▸ **To do**: Search the material for the string "data" and copy each line where it occurs.
--- begin Excerpted records ---
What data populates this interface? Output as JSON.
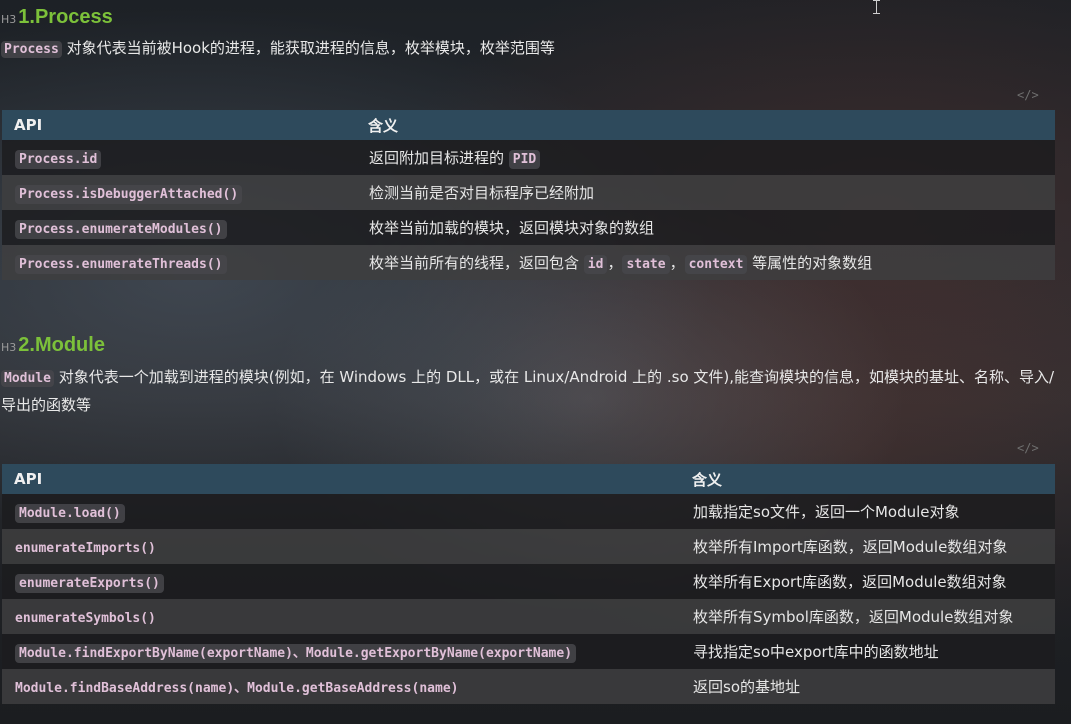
{
  "section1": {
    "tag": "H3",
    "title": "1.Process",
    "intro_code": "Process",
    "intro_text": " 对象代表当前被Hook的进程，能获取进程的信息，枚举模块，枚举范围等",
    "code_marker": "</>",
    "headers": [
      "API",
      "含义"
    ],
    "rows": [
      {
        "api": "Process.id",
        "desc_before": "返回附加目标进程的 ",
        "desc_code": "PID",
        "desc_after": ""
      },
      {
        "api": "Process.isDebuggerAttached()",
        "desc_before": "检测当前是否对目标程序已经附加",
        "desc_code": "",
        "desc_after": ""
      },
      {
        "api": "Process.enumerateModules()",
        "desc_before": "枚举当前加载的模块，返回模块对象的数组",
        "desc_code": "",
        "desc_after": ""
      },
      {
        "api": "Process.enumerateThreads()",
        "desc_before": "枚举当前所有的线程，返回包含 ",
        "codes": [
          "id",
          "state",
          "context"
        ],
        "desc_after": " 等属性的对象数组"
      }
    ]
  },
  "section2": {
    "tag": "H3",
    "title": "2.Module",
    "intro_code": "Module",
    "intro_text": " 对象代表一个加载到进程的模块(例如，在 Windows 上的 DLL，或在 Linux/Android 上的 .so 文件),能查询模块的信息，如模块的基址、名称、导入/导出的函数等",
    "code_marker": "</>",
    "headers": [
      "API",
      "含义"
    ],
    "rows": [
      {
        "api": "Module.load()",
        "bg": true,
        "desc": "加载指定so文件，返回一个Module对象"
      },
      {
        "api": "enumerateImports()",
        "bg": false,
        "desc": "枚举所有Import库函数，返回Module数组对象"
      },
      {
        "api": "enumerateExports()",
        "bg": true,
        "desc": "枚举所有Export库函数，返回Module数组对象"
      },
      {
        "api": "enumerateSymbols()",
        "bg": false,
        "desc": "枚举所有Symbol库函数，返回Module数组对象"
      },
      {
        "api": "Module.findExportByName(exportName)、Module.getExportByName(exportName)",
        "bg": true,
        "desc": "寻找指定so中export库中的函数地址"
      },
      {
        "api": "Module.findBaseAddress(name)、Module.getBaseAddress(name)",
        "bg": false,
        "desc": "返回so的基地址"
      }
    ]
  }
}
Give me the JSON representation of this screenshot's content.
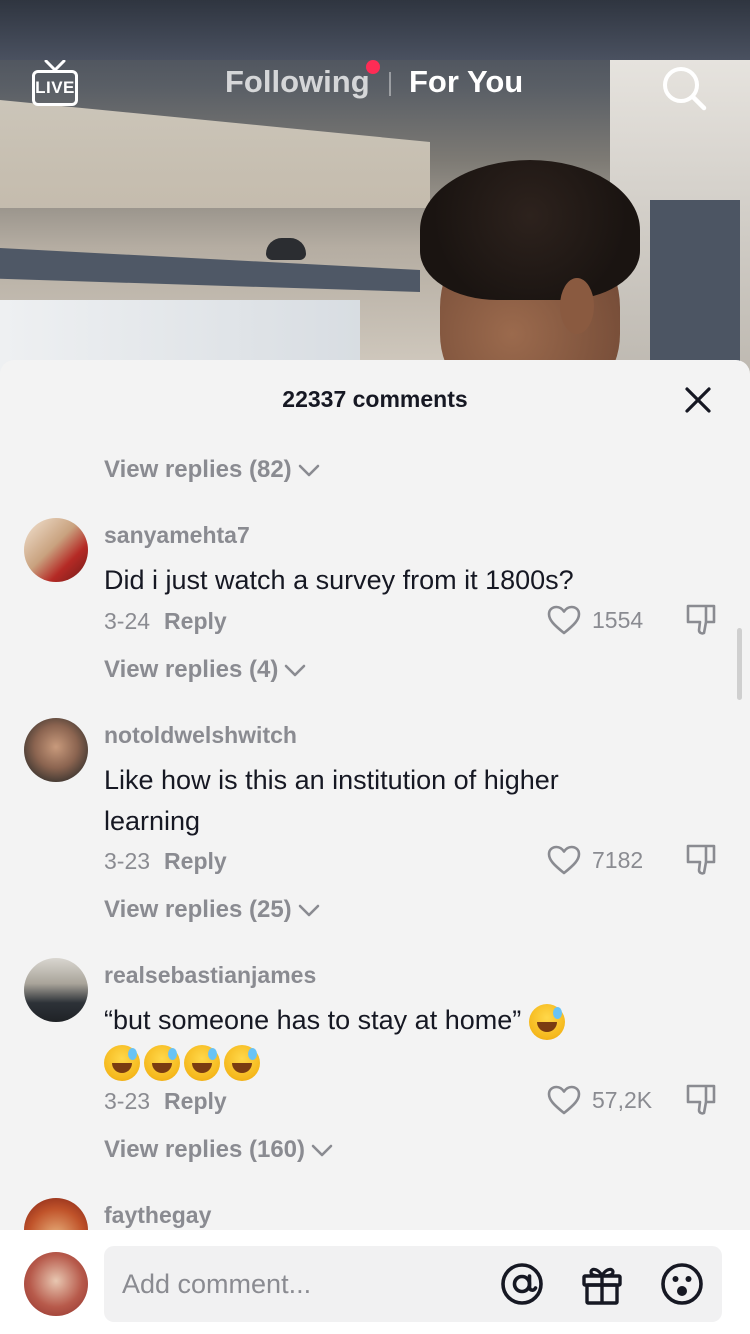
{
  "top_nav": {
    "live_label": "LIVE",
    "tabs": [
      {
        "label": "Following",
        "has_notification_dot": true
      },
      {
        "label": "For You",
        "active": true
      }
    ]
  },
  "comments_sheet": {
    "title": "22337 comments",
    "view_replies_top": "View replies (82)",
    "comments": [
      {
        "username": "sanyamehta7",
        "text": "Did i just watch a survey from it 1800s?",
        "date": "3-24",
        "reply_label": "Reply",
        "likes": "1554",
        "view_replies": "View replies (4)"
      },
      {
        "username": "notoldwelshwitch",
        "text": "Like how is this an institution of higher learning",
        "date": "3-23",
        "reply_label": "Reply",
        "likes": "7182",
        "view_replies": "View replies (25)"
      },
      {
        "username": "realsebastianjames",
        "text": "“but someone has to stay at home”",
        "date": "3-23",
        "reply_label": "Reply",
        "likes": "57,2K",
        "view_replies": "View replies (160)"
      },
      {
        "username": "faythegay"
      }
    ]
  },
  "bottom_bar": {
    "placeholder": "Add comment..."
  },
  "colors": {
    "notification_dot": "#fe2c55",
    "sheet_bg": "#f3f3f3",
    "muted_text": "#8a8b91",
    "primary_text": "#161823"
  }
}
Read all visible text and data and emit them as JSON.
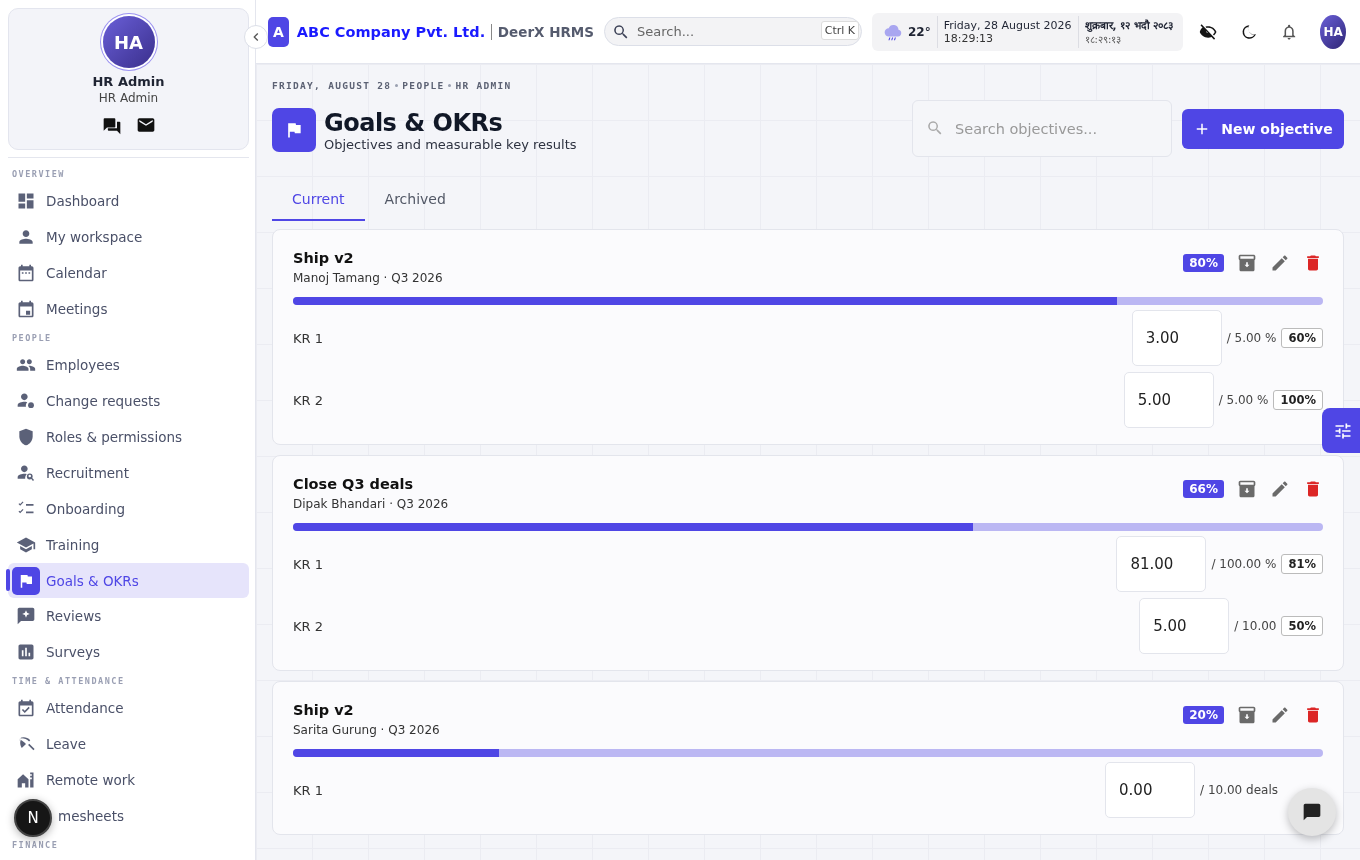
--- end Excerpted records ---
▸ **Answer to the exercise**:
What data populates this interface? Output as JSON.
Read all visible text and data and emit them as JSON.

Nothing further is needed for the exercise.